### THE TASK
Please filter the listing for the string "screenshot" and copy each matching line.
****
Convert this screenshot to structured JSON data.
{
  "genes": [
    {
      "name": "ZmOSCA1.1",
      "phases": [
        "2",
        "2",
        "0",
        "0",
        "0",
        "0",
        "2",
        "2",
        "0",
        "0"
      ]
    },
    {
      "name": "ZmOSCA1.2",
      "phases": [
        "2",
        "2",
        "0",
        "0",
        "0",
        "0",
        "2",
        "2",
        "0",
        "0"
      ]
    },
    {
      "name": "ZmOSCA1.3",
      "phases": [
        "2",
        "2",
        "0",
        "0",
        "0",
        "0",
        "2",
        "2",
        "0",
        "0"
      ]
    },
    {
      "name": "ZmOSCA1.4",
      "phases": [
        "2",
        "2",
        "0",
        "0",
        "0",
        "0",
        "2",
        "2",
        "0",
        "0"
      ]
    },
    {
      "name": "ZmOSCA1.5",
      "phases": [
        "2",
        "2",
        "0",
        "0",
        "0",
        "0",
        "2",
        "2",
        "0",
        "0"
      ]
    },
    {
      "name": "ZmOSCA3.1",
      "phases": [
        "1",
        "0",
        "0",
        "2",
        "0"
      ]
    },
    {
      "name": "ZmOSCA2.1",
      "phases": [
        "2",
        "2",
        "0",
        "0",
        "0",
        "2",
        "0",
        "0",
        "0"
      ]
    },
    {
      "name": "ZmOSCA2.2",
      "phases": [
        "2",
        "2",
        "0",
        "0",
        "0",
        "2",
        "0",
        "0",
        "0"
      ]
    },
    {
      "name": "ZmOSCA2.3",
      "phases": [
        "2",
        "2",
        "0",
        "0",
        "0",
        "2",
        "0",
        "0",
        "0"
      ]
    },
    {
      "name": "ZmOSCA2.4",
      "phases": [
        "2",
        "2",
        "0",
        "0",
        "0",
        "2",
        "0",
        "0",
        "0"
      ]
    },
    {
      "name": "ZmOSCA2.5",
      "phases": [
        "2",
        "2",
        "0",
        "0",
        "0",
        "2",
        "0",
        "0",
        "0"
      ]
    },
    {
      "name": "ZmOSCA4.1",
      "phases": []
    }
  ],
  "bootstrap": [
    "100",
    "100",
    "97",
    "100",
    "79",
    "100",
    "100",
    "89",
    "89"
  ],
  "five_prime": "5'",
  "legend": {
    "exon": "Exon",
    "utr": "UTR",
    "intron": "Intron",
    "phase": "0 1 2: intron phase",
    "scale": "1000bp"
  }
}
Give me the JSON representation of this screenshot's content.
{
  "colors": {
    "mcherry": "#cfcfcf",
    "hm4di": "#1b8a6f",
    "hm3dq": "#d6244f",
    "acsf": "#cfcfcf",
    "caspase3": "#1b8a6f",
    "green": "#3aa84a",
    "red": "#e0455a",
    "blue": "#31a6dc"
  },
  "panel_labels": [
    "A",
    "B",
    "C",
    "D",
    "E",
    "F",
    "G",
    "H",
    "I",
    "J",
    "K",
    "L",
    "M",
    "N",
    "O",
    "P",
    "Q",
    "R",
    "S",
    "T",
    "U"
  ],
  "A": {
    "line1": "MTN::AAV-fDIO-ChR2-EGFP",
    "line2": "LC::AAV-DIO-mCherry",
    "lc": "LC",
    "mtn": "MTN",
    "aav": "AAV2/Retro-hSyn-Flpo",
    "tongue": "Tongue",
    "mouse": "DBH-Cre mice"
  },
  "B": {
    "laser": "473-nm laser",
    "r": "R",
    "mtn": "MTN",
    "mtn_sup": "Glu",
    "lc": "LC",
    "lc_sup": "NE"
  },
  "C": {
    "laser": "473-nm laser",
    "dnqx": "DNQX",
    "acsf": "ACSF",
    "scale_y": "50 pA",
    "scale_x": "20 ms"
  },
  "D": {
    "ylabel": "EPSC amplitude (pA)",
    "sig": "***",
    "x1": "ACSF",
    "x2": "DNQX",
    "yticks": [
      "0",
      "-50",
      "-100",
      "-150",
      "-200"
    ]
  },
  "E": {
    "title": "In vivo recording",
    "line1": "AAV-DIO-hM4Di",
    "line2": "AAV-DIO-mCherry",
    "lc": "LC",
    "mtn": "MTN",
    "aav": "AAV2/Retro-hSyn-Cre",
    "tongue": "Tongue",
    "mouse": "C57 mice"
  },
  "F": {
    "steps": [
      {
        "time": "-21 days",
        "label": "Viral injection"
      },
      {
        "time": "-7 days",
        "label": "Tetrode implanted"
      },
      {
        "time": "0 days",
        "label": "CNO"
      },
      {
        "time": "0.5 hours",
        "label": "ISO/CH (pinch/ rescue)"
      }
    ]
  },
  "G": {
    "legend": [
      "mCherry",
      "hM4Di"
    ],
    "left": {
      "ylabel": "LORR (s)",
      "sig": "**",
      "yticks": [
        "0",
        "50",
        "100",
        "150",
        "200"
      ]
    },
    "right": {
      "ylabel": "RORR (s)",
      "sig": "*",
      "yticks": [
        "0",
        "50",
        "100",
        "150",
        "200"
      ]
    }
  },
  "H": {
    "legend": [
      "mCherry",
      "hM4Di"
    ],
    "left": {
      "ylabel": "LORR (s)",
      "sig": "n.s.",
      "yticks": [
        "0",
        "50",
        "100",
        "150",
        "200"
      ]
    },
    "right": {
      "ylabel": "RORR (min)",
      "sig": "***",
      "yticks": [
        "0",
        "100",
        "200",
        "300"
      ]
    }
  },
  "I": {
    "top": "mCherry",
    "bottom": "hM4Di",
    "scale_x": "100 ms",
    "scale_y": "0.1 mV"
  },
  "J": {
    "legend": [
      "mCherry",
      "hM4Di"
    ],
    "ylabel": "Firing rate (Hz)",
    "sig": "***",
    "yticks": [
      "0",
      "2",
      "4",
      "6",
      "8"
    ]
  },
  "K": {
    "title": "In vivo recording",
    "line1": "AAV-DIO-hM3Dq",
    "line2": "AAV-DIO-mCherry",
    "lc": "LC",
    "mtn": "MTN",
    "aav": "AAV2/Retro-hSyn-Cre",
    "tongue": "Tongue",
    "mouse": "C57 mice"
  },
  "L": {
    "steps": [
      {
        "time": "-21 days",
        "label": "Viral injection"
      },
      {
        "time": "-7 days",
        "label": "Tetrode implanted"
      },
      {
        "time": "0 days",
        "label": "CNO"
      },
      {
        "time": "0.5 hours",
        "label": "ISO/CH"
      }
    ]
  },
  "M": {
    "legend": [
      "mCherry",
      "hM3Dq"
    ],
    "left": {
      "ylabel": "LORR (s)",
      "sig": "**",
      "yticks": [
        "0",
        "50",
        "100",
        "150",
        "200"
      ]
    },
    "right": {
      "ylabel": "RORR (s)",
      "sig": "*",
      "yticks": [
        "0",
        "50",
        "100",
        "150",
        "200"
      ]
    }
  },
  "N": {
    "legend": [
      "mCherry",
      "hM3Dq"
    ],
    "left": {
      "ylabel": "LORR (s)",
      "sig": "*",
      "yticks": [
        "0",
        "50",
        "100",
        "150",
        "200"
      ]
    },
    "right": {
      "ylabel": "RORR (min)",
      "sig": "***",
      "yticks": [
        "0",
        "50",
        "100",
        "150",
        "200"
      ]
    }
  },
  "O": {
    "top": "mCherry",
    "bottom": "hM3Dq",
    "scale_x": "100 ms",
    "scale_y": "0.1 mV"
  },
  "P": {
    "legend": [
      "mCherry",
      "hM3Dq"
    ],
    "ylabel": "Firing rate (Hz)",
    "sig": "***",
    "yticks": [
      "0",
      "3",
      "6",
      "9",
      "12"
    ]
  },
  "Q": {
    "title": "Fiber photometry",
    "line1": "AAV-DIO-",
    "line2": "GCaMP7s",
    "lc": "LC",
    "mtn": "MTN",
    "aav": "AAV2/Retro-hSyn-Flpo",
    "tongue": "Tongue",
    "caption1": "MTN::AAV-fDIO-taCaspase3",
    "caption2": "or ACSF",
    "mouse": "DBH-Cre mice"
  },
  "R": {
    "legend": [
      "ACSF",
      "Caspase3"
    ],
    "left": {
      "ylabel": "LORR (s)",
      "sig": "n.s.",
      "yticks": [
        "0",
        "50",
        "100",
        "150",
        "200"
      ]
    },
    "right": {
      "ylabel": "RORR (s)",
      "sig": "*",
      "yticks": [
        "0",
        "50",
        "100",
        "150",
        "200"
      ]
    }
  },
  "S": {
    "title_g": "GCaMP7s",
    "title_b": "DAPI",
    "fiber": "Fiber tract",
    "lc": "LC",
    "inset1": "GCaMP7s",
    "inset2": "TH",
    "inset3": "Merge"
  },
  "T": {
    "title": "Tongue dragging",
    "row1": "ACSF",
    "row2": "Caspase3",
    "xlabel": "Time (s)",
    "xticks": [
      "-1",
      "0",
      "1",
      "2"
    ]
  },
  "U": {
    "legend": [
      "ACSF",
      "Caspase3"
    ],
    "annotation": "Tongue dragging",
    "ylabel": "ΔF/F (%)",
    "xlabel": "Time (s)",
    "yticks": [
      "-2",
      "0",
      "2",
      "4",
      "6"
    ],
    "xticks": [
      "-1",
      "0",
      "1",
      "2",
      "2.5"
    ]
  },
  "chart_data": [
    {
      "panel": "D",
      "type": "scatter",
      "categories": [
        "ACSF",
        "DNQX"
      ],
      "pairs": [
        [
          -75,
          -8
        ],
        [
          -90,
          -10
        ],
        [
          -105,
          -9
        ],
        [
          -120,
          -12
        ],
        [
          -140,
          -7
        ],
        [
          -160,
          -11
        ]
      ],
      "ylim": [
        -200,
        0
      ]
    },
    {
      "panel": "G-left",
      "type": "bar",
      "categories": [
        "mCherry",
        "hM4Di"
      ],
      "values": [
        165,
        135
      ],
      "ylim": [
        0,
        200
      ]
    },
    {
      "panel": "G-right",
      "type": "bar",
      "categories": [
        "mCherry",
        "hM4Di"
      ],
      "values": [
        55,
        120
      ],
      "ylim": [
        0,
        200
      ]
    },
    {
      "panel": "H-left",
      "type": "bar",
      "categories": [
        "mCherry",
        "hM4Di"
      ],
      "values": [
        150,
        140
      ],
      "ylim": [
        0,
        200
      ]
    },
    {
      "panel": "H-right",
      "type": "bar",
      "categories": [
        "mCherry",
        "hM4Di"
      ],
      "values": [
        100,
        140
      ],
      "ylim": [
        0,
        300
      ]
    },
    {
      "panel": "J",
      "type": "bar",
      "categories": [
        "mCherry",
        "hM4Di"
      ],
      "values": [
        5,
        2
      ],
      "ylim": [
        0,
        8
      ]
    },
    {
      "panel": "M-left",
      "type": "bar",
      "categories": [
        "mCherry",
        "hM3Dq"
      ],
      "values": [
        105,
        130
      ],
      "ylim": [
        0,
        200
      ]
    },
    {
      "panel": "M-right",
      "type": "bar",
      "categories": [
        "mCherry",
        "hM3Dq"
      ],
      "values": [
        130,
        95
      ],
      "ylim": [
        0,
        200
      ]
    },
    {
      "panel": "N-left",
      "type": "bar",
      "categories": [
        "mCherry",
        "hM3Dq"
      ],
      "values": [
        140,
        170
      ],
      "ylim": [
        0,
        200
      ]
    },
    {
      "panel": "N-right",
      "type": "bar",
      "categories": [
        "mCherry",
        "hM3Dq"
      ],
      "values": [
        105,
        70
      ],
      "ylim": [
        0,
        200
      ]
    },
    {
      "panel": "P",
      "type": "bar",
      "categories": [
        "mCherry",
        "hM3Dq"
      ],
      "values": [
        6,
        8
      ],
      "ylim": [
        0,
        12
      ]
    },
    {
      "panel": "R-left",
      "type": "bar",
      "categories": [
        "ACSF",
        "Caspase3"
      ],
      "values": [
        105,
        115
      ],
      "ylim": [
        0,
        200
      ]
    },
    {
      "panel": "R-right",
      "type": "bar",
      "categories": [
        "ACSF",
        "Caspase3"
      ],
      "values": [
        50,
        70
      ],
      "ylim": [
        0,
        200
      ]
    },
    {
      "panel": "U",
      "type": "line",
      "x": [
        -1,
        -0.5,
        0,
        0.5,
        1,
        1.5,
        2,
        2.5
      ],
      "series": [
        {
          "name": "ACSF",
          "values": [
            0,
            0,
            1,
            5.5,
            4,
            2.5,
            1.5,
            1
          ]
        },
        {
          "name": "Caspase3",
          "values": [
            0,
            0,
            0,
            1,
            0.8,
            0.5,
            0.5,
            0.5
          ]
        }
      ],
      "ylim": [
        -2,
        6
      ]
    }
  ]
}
****
### SOLUTION FOR THIS TASK
Convert this screenshot to structured JSON data.
Give me the JSON representation of this screenshot's content.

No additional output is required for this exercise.